● Task prompt
Set out each line from the following listing that includes the word "Curiosidades".

● Extracted data
=-=-=

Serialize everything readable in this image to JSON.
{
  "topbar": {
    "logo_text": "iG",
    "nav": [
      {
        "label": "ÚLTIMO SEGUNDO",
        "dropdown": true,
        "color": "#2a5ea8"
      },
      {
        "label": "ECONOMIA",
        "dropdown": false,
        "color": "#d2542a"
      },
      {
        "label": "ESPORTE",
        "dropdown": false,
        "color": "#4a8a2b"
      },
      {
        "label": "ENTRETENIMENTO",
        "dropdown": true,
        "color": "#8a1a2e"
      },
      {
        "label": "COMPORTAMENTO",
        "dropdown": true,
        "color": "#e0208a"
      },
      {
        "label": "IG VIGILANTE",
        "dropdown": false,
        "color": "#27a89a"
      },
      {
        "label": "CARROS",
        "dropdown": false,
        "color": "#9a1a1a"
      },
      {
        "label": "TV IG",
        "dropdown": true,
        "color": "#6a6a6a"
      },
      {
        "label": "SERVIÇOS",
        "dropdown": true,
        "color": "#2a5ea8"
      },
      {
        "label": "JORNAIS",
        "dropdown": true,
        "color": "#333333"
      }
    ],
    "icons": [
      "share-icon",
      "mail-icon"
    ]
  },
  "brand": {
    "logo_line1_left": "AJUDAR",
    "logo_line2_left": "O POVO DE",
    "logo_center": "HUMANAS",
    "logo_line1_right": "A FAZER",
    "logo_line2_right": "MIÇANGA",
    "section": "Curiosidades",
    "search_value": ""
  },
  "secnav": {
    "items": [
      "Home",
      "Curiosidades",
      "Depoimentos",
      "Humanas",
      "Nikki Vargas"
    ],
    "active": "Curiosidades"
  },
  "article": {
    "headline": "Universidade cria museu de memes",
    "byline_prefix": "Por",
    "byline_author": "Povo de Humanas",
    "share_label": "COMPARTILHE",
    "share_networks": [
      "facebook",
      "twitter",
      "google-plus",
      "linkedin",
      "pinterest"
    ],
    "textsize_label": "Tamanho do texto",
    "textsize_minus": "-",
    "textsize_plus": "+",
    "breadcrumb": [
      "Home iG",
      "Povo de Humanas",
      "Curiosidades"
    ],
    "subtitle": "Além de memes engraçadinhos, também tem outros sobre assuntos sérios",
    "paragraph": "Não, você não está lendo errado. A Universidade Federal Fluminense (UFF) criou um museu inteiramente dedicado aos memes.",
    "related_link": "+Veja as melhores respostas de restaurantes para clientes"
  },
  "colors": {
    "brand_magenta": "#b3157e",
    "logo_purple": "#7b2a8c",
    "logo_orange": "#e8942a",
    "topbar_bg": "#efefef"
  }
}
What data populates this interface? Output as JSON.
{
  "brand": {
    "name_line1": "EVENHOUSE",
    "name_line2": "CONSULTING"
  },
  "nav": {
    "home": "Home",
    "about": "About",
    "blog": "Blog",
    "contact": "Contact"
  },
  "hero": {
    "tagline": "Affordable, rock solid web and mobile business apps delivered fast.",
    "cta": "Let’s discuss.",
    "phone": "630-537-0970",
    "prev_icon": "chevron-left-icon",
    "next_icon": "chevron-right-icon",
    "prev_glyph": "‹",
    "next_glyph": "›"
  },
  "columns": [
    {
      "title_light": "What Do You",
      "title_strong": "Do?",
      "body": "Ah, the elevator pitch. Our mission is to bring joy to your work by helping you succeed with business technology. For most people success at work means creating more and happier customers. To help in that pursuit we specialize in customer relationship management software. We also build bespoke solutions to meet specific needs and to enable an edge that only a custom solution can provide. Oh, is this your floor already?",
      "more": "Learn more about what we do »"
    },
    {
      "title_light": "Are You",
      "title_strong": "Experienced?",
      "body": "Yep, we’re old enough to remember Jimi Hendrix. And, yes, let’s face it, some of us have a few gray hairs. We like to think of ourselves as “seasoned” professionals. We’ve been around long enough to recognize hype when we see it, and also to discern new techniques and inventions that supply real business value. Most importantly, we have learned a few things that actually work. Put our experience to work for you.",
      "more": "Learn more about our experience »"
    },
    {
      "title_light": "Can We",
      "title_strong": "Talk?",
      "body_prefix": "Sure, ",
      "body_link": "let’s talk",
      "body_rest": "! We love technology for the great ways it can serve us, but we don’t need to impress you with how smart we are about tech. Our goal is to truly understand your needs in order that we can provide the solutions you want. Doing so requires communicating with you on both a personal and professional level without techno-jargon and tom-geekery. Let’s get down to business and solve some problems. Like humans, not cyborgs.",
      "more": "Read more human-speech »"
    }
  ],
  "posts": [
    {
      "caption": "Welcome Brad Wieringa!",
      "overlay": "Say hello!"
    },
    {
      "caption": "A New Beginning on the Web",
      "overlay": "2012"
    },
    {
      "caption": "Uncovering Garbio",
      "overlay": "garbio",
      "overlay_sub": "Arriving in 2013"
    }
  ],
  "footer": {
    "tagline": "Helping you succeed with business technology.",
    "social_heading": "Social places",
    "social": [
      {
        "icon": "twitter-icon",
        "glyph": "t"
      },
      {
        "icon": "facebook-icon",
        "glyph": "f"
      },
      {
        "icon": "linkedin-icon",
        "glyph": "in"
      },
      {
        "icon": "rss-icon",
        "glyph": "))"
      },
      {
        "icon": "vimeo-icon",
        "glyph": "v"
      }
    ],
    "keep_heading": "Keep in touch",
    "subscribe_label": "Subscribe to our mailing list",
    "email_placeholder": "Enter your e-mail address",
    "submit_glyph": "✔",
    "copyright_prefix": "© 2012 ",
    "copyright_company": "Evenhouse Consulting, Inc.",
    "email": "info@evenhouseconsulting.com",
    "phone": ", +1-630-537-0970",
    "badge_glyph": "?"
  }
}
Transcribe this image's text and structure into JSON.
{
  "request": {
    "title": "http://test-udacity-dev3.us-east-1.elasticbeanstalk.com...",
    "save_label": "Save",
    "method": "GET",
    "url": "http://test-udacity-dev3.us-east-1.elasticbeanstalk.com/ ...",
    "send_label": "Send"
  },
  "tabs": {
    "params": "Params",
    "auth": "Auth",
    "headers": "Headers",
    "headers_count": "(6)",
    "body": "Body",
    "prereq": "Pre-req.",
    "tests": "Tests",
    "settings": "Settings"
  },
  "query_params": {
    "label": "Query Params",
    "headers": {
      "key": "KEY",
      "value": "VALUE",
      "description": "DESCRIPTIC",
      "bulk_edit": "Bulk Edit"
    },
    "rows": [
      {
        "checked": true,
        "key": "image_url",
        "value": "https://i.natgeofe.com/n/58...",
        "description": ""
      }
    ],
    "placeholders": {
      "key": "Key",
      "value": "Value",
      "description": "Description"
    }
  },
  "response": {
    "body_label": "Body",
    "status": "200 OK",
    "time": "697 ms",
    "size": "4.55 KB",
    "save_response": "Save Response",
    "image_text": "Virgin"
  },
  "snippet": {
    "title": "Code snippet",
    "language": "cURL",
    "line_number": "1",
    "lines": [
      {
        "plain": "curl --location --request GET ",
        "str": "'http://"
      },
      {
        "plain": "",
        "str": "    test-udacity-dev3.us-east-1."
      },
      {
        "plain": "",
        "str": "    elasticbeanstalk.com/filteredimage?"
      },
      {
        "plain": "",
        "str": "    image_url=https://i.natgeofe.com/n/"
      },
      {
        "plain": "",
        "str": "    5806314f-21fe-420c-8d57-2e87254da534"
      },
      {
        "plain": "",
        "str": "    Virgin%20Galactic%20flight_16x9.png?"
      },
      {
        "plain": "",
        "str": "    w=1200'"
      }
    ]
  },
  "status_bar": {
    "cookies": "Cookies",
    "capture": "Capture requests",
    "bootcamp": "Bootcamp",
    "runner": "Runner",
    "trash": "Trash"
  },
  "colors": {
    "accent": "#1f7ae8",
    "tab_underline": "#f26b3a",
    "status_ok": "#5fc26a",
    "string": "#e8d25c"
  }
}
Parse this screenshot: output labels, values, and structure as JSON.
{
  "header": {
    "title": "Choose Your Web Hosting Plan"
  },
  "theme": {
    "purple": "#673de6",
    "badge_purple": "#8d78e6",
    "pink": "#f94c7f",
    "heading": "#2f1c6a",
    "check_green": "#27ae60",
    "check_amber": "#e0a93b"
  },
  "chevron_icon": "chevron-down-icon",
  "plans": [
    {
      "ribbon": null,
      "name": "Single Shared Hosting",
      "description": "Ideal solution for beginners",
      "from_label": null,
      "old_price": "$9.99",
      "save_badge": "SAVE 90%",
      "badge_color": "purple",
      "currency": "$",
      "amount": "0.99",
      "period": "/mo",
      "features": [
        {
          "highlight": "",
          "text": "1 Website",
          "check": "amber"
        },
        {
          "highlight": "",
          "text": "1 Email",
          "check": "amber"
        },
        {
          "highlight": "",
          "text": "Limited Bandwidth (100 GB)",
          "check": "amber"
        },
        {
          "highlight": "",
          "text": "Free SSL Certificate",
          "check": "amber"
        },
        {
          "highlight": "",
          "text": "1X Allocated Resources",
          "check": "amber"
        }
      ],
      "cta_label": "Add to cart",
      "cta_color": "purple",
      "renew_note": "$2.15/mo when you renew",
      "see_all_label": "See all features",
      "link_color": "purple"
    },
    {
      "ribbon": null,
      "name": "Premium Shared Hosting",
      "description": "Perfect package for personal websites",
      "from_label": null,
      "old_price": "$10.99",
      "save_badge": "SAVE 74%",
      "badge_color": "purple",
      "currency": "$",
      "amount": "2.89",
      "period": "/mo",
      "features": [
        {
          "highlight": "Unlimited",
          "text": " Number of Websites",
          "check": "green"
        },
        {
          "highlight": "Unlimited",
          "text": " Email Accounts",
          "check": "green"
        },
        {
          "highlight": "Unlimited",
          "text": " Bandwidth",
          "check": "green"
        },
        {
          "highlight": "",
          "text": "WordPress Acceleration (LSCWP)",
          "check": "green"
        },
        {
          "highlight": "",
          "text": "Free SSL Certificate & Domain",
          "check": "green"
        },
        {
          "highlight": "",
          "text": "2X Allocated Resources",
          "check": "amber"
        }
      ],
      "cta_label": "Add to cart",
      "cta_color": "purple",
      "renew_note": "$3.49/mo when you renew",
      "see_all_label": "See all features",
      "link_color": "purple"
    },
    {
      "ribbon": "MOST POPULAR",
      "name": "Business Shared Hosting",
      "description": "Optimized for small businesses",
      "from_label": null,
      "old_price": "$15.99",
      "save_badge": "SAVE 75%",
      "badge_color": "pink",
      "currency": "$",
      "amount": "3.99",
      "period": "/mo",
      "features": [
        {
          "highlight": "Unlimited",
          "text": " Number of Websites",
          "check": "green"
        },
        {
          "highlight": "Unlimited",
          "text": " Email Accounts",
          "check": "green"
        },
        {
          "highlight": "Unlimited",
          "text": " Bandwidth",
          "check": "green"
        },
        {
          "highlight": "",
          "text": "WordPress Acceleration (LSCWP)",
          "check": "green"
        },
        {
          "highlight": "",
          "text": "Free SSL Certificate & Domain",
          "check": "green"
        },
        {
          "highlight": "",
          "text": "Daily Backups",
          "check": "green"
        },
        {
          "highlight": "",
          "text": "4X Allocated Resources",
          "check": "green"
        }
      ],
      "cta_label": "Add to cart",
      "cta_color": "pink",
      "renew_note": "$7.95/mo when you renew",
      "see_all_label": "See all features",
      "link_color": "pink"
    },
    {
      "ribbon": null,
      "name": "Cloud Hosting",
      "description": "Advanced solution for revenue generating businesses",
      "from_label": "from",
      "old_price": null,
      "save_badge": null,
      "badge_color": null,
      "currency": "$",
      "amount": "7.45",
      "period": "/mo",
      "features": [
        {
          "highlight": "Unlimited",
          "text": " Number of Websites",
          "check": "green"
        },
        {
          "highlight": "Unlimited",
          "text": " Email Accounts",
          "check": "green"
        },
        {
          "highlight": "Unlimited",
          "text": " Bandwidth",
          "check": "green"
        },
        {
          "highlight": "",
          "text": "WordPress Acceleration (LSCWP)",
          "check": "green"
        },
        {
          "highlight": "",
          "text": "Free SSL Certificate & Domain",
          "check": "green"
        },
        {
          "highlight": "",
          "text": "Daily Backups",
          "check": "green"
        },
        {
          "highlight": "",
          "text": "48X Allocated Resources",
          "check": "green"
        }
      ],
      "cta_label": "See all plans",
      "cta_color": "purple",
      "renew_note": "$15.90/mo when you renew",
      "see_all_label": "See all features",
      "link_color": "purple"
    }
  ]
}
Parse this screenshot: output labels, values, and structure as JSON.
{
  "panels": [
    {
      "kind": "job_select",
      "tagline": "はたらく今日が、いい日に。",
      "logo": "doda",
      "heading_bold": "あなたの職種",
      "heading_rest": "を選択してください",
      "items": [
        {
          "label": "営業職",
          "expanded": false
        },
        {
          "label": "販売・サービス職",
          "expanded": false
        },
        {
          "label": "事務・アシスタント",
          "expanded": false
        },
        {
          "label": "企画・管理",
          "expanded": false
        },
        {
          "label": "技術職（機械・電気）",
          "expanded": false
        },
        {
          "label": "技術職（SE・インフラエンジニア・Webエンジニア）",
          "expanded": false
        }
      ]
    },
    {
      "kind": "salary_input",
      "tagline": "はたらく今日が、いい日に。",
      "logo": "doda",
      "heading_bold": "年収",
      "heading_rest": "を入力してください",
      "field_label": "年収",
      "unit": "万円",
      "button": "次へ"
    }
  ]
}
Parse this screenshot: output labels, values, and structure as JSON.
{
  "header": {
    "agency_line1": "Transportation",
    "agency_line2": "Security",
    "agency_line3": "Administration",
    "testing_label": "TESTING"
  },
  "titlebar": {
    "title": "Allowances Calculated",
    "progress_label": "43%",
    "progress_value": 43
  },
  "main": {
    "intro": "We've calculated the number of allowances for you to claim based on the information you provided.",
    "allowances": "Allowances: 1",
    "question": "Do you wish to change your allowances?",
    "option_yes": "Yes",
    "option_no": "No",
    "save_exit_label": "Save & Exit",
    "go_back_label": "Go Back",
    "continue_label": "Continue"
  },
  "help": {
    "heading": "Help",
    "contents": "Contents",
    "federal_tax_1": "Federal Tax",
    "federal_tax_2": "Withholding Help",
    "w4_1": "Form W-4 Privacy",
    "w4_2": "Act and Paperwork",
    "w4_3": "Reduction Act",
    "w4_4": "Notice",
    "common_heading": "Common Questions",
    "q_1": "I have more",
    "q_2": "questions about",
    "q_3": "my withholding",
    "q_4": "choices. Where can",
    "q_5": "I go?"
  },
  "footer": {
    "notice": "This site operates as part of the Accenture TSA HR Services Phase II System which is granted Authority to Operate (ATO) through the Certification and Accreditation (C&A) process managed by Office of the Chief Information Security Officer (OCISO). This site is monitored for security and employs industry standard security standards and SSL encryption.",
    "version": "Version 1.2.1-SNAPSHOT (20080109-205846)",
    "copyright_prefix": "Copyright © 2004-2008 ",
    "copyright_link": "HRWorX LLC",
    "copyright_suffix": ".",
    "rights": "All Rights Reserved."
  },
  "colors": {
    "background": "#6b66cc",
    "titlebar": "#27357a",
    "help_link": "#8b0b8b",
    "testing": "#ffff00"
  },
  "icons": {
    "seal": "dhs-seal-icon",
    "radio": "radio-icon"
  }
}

=-=-=

● Output below
    "section": "Curiosidades",
      "Curiosidades",
    "active": "Curiosidades"
      "Curiosidades"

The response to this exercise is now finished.